━━━━━ DATASET RECORDS
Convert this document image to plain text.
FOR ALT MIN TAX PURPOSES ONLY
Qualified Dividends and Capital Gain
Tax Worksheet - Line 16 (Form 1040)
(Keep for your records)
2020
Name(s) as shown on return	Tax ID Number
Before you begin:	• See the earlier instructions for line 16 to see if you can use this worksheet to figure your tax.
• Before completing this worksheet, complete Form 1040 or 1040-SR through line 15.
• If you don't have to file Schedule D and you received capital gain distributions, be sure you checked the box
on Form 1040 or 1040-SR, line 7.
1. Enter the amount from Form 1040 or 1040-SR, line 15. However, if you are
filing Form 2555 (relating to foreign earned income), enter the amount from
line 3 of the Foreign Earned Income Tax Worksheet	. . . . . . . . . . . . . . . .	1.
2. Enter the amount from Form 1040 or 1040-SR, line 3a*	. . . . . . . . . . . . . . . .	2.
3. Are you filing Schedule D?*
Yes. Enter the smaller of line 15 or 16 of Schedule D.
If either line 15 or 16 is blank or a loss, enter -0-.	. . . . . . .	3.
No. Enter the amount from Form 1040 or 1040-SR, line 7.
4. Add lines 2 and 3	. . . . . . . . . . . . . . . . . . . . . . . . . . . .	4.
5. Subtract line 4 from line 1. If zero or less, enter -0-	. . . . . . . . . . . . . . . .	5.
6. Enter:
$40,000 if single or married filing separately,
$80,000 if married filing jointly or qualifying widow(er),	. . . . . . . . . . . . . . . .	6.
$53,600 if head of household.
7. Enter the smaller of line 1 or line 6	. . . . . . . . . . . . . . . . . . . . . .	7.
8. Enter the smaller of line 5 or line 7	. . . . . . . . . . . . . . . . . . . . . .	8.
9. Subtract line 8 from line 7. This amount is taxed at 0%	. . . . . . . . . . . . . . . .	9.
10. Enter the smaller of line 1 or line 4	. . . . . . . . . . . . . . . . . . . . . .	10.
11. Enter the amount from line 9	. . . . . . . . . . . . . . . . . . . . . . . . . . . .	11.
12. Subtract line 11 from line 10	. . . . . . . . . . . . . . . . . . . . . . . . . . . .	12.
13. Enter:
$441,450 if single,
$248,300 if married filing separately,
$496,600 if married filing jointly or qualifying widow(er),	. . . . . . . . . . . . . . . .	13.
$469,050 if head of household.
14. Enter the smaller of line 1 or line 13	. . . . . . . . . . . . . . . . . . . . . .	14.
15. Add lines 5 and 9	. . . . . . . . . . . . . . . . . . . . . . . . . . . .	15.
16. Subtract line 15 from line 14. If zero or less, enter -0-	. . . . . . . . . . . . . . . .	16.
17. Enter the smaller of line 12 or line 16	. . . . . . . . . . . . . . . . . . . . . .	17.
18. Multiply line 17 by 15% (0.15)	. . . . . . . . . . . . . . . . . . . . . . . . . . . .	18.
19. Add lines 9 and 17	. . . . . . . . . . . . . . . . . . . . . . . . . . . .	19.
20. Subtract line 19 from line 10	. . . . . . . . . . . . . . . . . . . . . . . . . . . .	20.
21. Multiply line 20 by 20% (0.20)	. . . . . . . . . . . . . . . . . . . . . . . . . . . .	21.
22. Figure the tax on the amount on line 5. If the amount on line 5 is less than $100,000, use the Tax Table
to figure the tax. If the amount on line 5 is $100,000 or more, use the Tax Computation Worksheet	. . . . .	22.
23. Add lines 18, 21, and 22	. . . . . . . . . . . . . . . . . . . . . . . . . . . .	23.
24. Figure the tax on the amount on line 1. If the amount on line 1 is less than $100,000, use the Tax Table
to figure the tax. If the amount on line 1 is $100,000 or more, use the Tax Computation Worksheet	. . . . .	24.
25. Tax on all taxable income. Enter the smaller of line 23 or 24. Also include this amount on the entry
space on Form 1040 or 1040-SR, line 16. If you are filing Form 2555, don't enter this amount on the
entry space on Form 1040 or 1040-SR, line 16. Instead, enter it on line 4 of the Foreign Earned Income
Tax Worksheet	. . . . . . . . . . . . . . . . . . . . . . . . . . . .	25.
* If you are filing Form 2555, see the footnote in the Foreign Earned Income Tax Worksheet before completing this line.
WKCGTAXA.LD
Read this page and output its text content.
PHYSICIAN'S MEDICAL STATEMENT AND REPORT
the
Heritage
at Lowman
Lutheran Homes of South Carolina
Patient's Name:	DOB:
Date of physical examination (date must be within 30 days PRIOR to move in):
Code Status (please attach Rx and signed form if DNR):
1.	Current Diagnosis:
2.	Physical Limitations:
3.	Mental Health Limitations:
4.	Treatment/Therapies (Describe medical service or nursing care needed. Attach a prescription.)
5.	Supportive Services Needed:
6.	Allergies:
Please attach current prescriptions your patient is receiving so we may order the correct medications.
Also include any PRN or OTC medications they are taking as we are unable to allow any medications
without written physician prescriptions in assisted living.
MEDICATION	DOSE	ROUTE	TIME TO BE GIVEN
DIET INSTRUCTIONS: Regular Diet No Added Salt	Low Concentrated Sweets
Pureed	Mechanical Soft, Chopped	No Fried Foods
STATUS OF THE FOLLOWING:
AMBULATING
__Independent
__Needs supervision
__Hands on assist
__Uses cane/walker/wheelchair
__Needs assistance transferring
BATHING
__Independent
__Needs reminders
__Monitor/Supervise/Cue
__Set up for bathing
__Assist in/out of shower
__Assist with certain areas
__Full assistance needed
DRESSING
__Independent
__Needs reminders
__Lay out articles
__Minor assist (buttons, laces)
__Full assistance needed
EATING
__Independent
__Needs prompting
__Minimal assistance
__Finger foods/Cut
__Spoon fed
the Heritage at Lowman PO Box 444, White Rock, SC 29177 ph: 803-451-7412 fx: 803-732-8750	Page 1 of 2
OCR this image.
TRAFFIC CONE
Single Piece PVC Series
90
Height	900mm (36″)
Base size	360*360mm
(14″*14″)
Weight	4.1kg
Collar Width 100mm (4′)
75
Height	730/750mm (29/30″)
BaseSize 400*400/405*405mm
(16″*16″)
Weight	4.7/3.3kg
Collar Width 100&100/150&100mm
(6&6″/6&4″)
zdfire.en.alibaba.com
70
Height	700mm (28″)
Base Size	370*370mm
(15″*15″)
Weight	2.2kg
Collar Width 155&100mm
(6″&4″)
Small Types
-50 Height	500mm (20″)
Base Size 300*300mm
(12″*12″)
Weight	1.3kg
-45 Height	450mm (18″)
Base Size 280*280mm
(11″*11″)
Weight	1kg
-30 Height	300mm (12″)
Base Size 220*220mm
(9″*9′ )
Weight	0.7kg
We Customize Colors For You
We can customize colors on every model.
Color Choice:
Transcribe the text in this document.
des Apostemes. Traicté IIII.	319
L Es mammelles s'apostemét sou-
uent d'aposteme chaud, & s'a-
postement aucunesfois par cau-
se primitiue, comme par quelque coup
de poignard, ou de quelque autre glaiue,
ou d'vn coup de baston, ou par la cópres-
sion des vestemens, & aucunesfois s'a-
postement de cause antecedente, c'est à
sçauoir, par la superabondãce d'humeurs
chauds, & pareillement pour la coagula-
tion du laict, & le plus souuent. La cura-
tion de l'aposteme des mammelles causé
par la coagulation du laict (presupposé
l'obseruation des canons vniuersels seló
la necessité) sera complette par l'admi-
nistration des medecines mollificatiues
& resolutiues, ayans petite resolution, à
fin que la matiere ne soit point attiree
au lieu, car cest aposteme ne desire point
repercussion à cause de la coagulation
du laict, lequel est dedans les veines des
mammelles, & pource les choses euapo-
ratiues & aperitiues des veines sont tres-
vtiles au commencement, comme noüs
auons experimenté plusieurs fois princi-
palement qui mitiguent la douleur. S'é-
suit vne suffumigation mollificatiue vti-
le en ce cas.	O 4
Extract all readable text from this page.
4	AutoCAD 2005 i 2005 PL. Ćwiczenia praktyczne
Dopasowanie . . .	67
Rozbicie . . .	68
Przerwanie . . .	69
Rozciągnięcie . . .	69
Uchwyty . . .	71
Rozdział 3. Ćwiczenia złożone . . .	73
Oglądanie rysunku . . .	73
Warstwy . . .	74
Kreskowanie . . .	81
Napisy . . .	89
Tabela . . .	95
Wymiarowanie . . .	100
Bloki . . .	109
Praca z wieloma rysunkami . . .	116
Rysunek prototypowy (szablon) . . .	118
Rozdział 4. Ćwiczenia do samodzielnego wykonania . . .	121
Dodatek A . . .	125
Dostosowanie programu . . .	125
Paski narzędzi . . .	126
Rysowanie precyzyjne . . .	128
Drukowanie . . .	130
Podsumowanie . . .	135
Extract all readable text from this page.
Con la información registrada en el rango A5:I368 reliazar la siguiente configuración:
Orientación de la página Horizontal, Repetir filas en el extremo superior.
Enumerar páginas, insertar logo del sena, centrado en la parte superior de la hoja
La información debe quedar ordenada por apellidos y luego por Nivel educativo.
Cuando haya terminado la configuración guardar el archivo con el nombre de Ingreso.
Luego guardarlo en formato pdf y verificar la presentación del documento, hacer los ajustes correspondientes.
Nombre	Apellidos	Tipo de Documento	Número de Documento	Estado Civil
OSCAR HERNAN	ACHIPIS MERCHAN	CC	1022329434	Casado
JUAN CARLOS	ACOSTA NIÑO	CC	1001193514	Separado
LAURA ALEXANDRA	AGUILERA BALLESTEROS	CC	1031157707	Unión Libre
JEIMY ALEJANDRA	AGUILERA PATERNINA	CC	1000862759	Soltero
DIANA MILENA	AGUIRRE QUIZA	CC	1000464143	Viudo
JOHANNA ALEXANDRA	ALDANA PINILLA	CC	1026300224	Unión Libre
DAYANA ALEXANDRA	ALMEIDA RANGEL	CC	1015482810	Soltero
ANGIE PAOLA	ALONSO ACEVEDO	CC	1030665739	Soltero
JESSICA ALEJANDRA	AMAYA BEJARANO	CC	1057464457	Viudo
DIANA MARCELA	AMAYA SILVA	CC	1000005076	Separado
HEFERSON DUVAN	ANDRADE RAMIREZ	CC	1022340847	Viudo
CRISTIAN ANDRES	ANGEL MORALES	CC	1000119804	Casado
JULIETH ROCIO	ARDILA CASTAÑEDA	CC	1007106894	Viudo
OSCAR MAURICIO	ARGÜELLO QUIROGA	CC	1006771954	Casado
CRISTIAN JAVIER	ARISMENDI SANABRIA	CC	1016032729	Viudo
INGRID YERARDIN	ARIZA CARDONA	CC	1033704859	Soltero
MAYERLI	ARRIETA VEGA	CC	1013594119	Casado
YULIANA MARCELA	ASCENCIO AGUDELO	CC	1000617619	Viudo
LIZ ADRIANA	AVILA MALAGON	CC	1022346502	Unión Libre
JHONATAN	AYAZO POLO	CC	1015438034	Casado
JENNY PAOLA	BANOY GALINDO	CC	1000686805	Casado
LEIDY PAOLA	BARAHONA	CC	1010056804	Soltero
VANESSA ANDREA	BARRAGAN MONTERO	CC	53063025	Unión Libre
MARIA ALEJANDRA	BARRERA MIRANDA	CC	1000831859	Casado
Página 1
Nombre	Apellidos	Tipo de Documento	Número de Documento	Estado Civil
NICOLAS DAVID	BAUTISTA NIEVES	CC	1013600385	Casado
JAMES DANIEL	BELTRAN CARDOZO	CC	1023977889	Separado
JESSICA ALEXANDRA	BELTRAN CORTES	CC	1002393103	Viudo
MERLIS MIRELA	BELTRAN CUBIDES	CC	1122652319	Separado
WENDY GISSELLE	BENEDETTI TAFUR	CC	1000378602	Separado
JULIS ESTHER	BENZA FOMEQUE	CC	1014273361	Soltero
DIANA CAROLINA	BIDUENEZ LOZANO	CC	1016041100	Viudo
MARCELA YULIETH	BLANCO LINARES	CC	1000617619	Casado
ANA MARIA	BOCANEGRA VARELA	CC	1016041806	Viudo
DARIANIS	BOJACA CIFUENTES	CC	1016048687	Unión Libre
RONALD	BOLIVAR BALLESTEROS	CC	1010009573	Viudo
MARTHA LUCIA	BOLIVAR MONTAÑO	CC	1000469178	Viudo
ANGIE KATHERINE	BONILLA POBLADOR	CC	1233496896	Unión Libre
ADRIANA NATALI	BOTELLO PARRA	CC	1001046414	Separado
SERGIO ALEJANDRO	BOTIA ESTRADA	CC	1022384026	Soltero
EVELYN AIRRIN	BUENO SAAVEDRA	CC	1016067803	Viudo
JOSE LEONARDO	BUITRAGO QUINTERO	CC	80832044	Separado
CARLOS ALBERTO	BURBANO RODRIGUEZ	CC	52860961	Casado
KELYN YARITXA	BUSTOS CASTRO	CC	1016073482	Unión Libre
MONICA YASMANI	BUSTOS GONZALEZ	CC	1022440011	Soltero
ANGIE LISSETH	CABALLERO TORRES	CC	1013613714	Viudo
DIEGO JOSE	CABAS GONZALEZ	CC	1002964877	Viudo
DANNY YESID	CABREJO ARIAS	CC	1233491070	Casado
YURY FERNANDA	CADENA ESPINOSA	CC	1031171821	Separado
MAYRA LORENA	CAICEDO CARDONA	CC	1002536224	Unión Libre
━━━━━━━━━━
WHAT YOU SHOULD DO:
Among the lines of the material, find those that hold the word "quelque" and copy them.

EXERCISE SOLUTION:
se primitiue, comme par quelque coup
de poignard, ou de quelque autre glaiue,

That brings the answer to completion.